PROMPT
Return, word for word, every line that follows.
## Start
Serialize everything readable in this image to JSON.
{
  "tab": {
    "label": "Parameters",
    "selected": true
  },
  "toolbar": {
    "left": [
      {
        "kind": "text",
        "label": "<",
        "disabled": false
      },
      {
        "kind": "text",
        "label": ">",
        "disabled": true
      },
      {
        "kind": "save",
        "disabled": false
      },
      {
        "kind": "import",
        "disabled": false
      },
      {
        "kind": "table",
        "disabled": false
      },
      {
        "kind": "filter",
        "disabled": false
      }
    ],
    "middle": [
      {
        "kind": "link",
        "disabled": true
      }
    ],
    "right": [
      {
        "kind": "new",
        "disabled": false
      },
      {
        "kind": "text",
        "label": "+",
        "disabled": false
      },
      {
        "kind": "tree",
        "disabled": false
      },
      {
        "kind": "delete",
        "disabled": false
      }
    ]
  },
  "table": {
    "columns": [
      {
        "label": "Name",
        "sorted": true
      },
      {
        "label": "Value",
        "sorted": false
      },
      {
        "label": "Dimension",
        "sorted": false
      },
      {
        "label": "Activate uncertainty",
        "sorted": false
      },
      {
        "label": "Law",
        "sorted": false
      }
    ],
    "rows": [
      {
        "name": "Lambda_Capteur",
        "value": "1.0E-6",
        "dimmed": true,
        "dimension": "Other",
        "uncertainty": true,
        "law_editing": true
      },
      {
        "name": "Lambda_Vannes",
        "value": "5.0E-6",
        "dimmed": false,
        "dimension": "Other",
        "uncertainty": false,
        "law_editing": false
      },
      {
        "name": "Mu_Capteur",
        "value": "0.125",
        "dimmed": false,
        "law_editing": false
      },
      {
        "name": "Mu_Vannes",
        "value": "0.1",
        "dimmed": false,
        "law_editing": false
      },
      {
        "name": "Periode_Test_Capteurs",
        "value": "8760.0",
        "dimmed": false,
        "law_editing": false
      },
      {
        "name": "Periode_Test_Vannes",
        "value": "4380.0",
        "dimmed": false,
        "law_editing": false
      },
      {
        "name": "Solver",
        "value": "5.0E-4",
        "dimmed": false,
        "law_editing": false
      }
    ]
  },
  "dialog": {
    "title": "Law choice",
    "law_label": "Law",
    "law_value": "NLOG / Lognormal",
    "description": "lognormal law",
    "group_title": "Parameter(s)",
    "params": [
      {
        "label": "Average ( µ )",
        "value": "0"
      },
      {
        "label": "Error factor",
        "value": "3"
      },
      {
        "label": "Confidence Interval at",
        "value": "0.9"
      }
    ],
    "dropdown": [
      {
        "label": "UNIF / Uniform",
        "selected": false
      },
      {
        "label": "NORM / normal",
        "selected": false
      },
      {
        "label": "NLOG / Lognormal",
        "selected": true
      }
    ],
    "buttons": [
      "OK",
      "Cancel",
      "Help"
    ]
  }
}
## End
SOLUTION TO THE EXERCISE
Serialize everything readable in this image to JSON.
{
  "tab": {
    "label": "Parameters",
    "selected": true
  },
  "toolbar": {
    "left": [
      {
        "kind": "text",
        "label": "<",
        "disabled": false
      },
      {
        "kind": "text",
        "label": ">",
        "disabled": true
      },
      {
        "kind": "save",
        "disabled": false
      },
      {
        "kind": "import",
        "disabled": false
      },
      {
        "kind": "table",
        "disabled": false
      },
      {
        "kind": "filter",
        "disabled": false
      }
    ],
    "middle": [
      {
        "kind": "link",
        "disabled": true
      }
    ],
    "right": [
      {
        "kind": "new",
        "disabled": false
      },
      {
        "kind": "text",
        "label": "+",
        "disabled": false
      },
      {
        "kind": "tree",
        "disabled": false
      },
      {
        "kind": "delete",
        "disabled": false
      }
    ]
  },
  "table": {
    "columns": [
      {
        "label": "Name",
        "sorted": true
      },
      {
        "label": "Value",
        "sorted": false
      },
      {
        "label": "Dimension",
        "sorted": false
      },
      {
        "label": "Activate uncertainty",
        "sorted": false
      },
      {
        "label": "Law",
        "sorted": false
      }
    ],
    "rows": [
      {
        "name": "Lambda_Capteur",
        "value": "1.0E-6",
        "dimmed": true,
        "dimension": "Other",
        "uncertainty": true,
        "law_editing": true
      },
      {
        "name": "Lambda_Vannes",
        "value": "5.0E-6",
        "dimmed": false,
        "dimension": "Other",
        "uncertainty": false,
        "law_editing": false
      },
      {
        "name": "Mu_Capteur",
        "value": "0.125",
        "dimmed": false,
        "law_editing": false
      },
      {
        "name": "Mu_Vannes",
        "value": "0.1",
        "dimmed": false,
        "law_editing": false
      },
      {
        "name": "Periode_Test_Capteurs",
        "value": "8760.0",
        "dimmed": false,
        "law_editing": false
      },
      {
        "name": "Periode_Test_Vannes",
        "value": "4380.0",
        "dimmed": false,
        "law_editing": false
      },
      {
        "name": "Solver",
        "value": "5.0E-4",
        "dimmed": false,
        "law_editing": false
      }
    ]
  },
  "dialog": {
    "title": "Law choice",
    "law_label": "Law",
    "law_value": "NLOG / Lognormal",
    "description": "lognormal law",
    "group_title": "Parameter(s)",
    "params": [
      {
        "label": "Average ( µ )",
        "value": "0"
      },
      {
        "label": "Error factor",
        "value": "3"
      },
      {
        "label": "Confidence Interval at",
        "value": "0.9"
      }
    ],
    "dropdown": [
      {
        "label": "UNIF / Uniform",
        "selected": false
      },
      {
        "label": "NORM / normal",
        "selected": false
      },
      {
        "label": "NLOG / Lognormal",
        "selected": true
      }
    ],
    "buttons": [
      "OK",
      "Cancel",
      "Help"
    ]
  }
}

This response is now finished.